[Saved data entries]

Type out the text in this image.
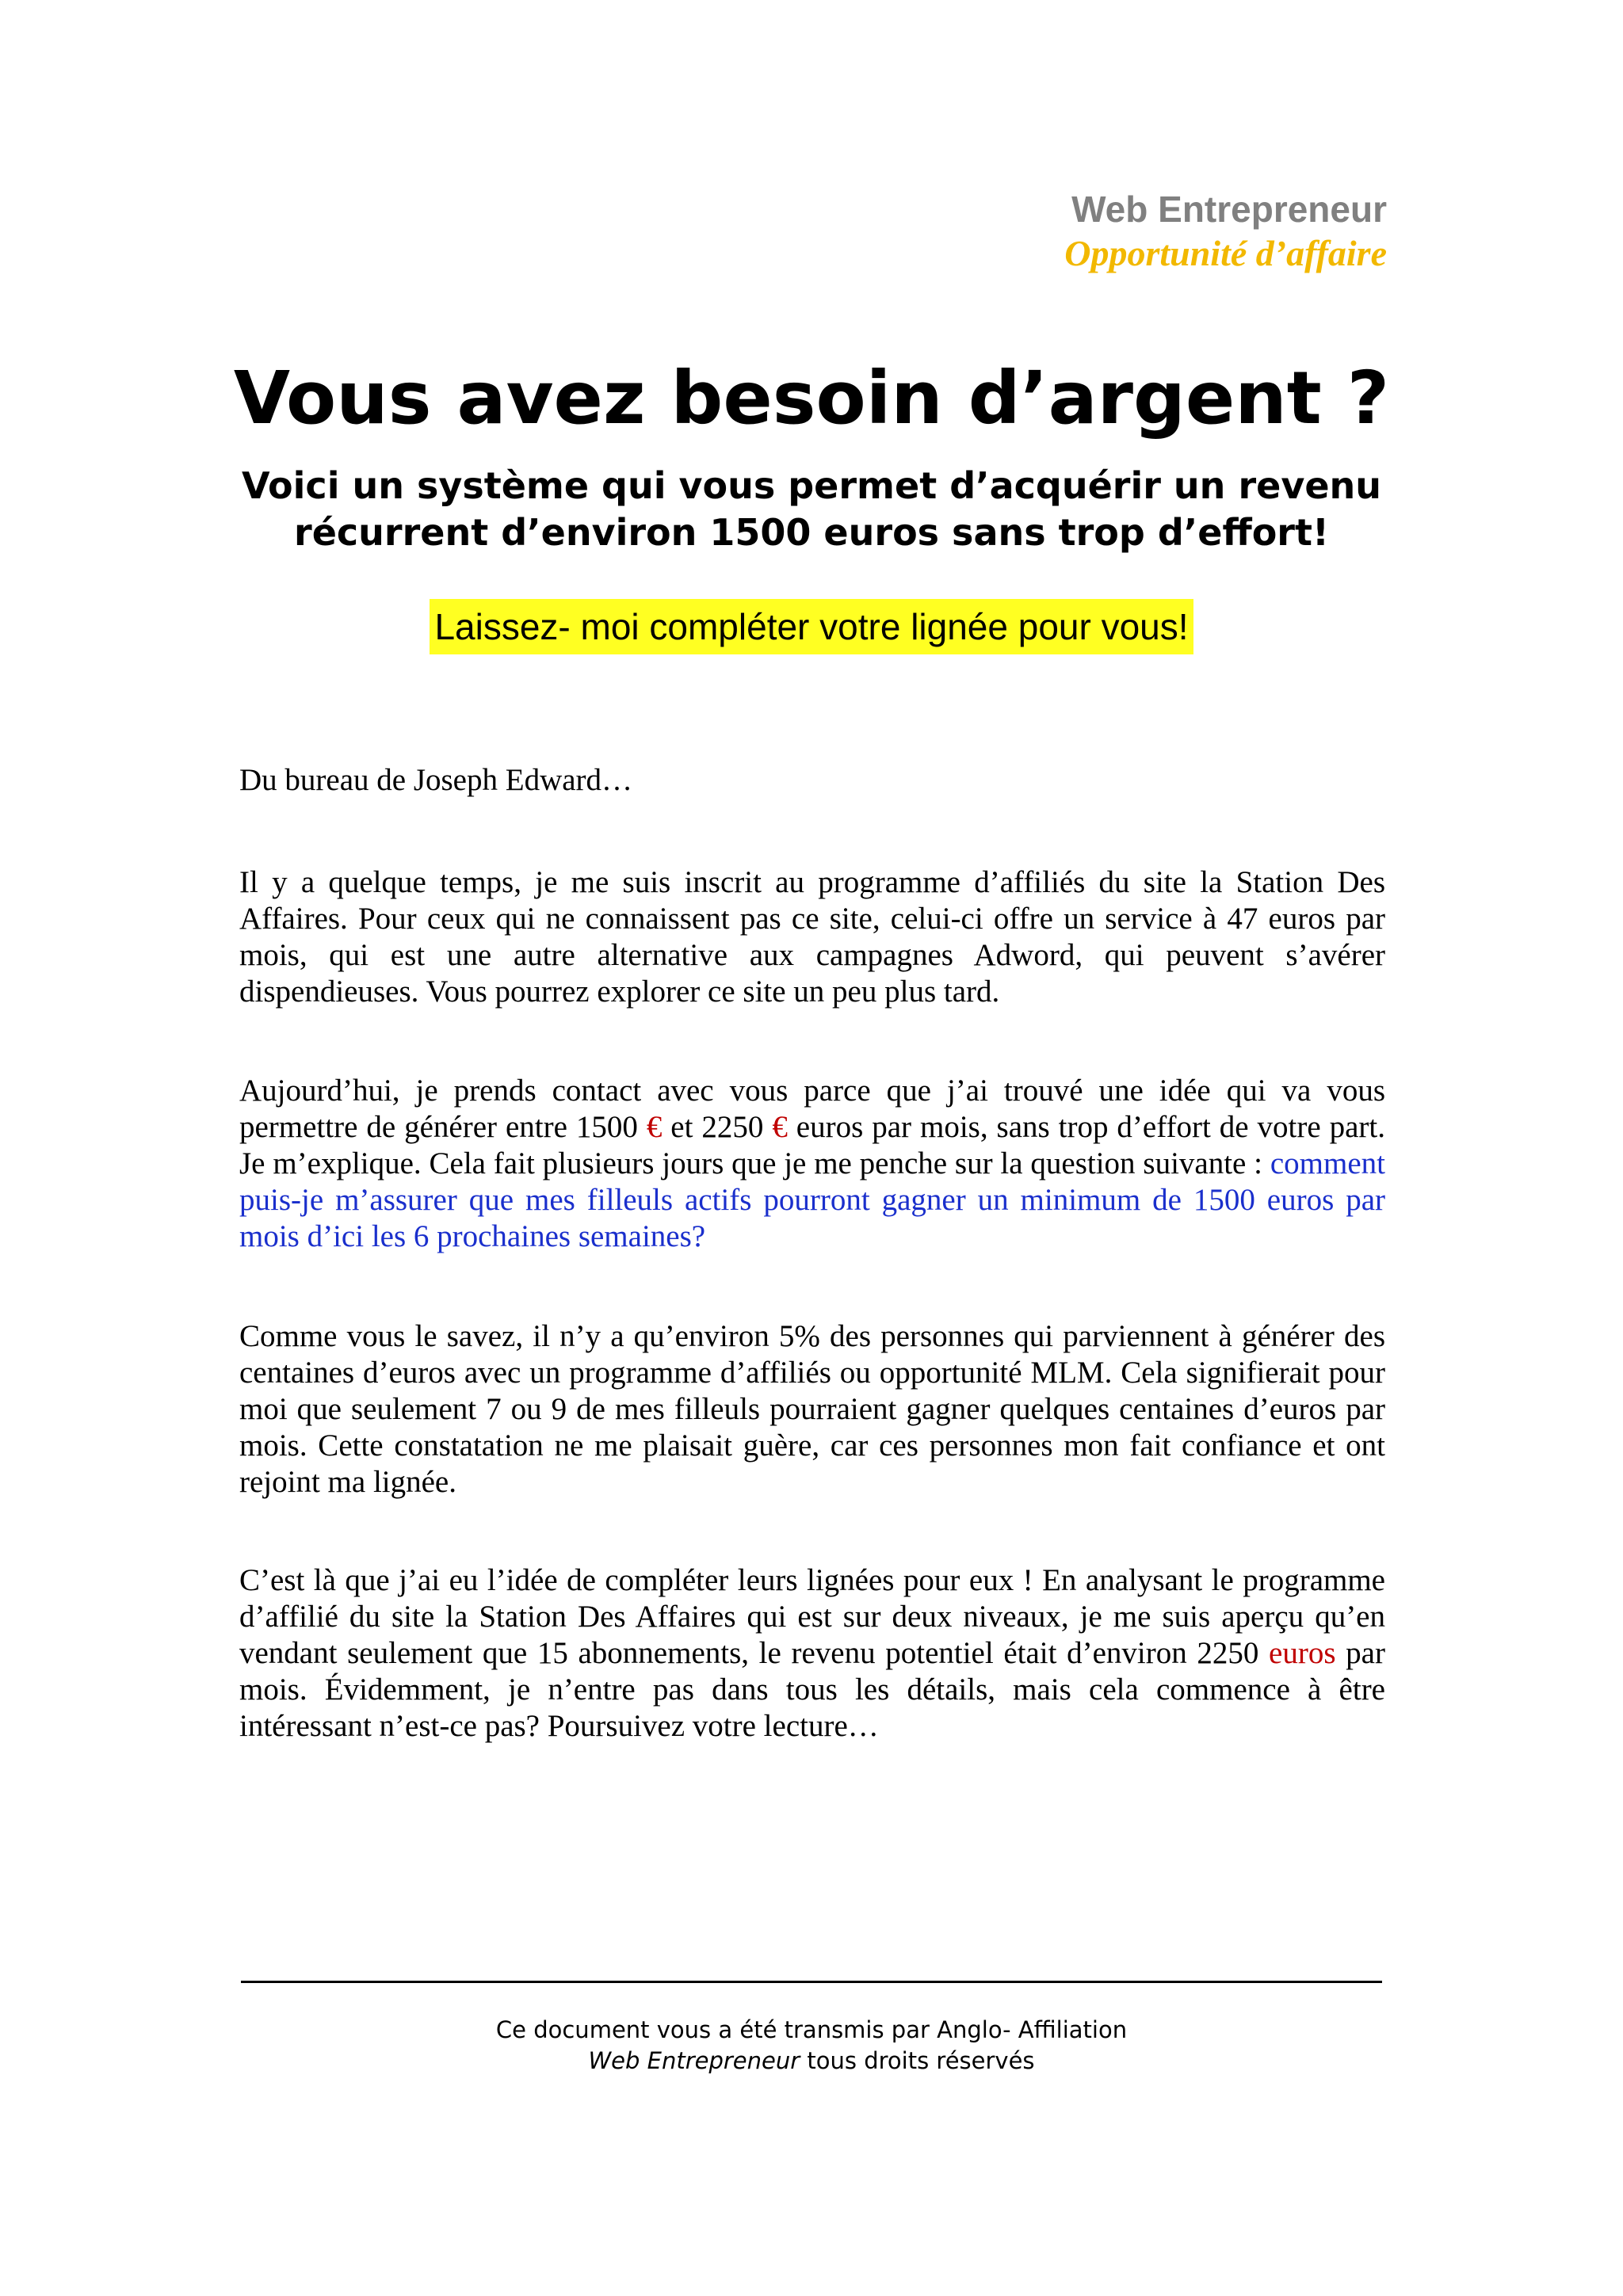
Web Entrepreneur
Opportunité d’affaire
Vous avez besoin d’argent ?
Voici un système qui vous permet d’acquérir un revenu
récurrent d’environ 1500 euros sans trop d’effort!
Laissez- moi compléter votre lignée pour vous!

Du bureau de Joseph Edward…

Il y a quelque temps, je me suis inscrit au programme d’affiliés du site la Station Des Affaires. Pour ceux qui ne connaissent pas ce site, celui-ci offre un service à 47 euros par mois, qui est une autre alternative aux campagnes Adword, qui peuvent s’avérer dispendieuses. Vous pourrez explorer ce site un peu plus tard.

Aujourd’hui, je prends contact avec vous parce que j’ai trouvé une idée qui va vous permettre de générer entre 1500 € et 2250 € euros par mois, sans trop d’effort de votre part. Je m’explique. Cela fait plusieurs jours que je me penche sur la question suivante : comment puis-je m’assurer que mes filleuls actifs pourront gagner un minimum de 1500 euros par mois d’ici les 6 prochaines semaines?

Comme vous le savez, il n’y a qu’environ 5% des personnes qui parviennent à générer des centaines d’euros avec un programme d’affiliés ou opportunité MLM. Cela signifierait pour moi que seulement 7 ou 9 de mes filleuls pourraient gagner quelques centaines d’euros par mois. Cette constatation ne me plaisait guère, car ces personnes mon fait confiance et ont rejoint ma lignée.

C’est là que j’ai eu l’idée de compléter leurs lignées pour eux ! En analysant le programme d’affilié du site la Station Des Affaires qui est sur deux niveaux, je me suis aperçu qu’en vendant seulement que 15 abonnements, le revenu potentiel était d’environ 2250 euros par mois. Évidemment, je n’entre pas dans tous les détails, mais cela commence à être intéressant n’est-ce pas? Poursuivez votre lecture…

Ce document vous a été transmis par Anglo- Affiliation
Web Entrepreneur tous droits réservés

The task
Copy the data word for word. Pictures do not go in the copy.

Exercise output
Type out the text in this image.
Web Entrepreneur
Opportunité d’affaire
Vous avez besoin d’argent ?
Voici un système qui vous permet d’acquérir un revenu
récurrent d’environ 1500 euros sans trop d’effort!
Laissez- moi compléter votre lignée pour vous!

Du bureau de Joseph Edward…

Il y a quelque temps, je me suis inscrit au programme d’affiliés du site la Station Des Affaires. Pour ceux qui ne connaissent pas ce site, celui-ci offre un service à 47 euros par mois, qui est une autre alternative aux campagnes Adword, qui peuvent s’avérer dispendieuses. Vous pourrez explorer ce site un peu plus tard.

Aujourd’hui, je prends contact avec vous parce que j’ai trouvé une idée qui va vous permettre de générer entre 1500 € et 2250 € euros par mois, sans trop d’effort de votre part. Je m’explique. Cela fait plusieurs jours que je me penche sur la question suivante : comment puis-je m’assurer que mes filleuls actifs pourront gagner un minimum de 1500 euros par mois d’ici les 6 prochaines semaines?

Comme vous le savez, il n’y a qu’environ 5% des personnes qui parviennent à générer des centaines d’euros avec un programme d’affiliés ou opportunité MLM. Cela signifierait pour moi que seulement 7 ou 9 de mes filleuls pourraient gagner quelques centaines d’euros par mois. Cette constatation ne me plaisait guère, car ces personnes mon fait confiance et ont rejoint ma lignée.

C’est là que j’ai eu l’idée de compléter leurs lignées pour eux ! En analysant le programme d’affilié du site la Station Des Affaires qui est sur deux niveaux, je me suis aperçu qu’en vendant seulement que 15 abonnements, le revenu potentiel était d’environ 2250 euros par mois. Évidemment, je n’entre pas dans tous les détails, mais cela commence à être intéressant n’est-ce pas? Poursuivez votre lecture…

Ce document vous a été transmis par Anglo- Affiliation
Web Entrepreneur tous droits réservés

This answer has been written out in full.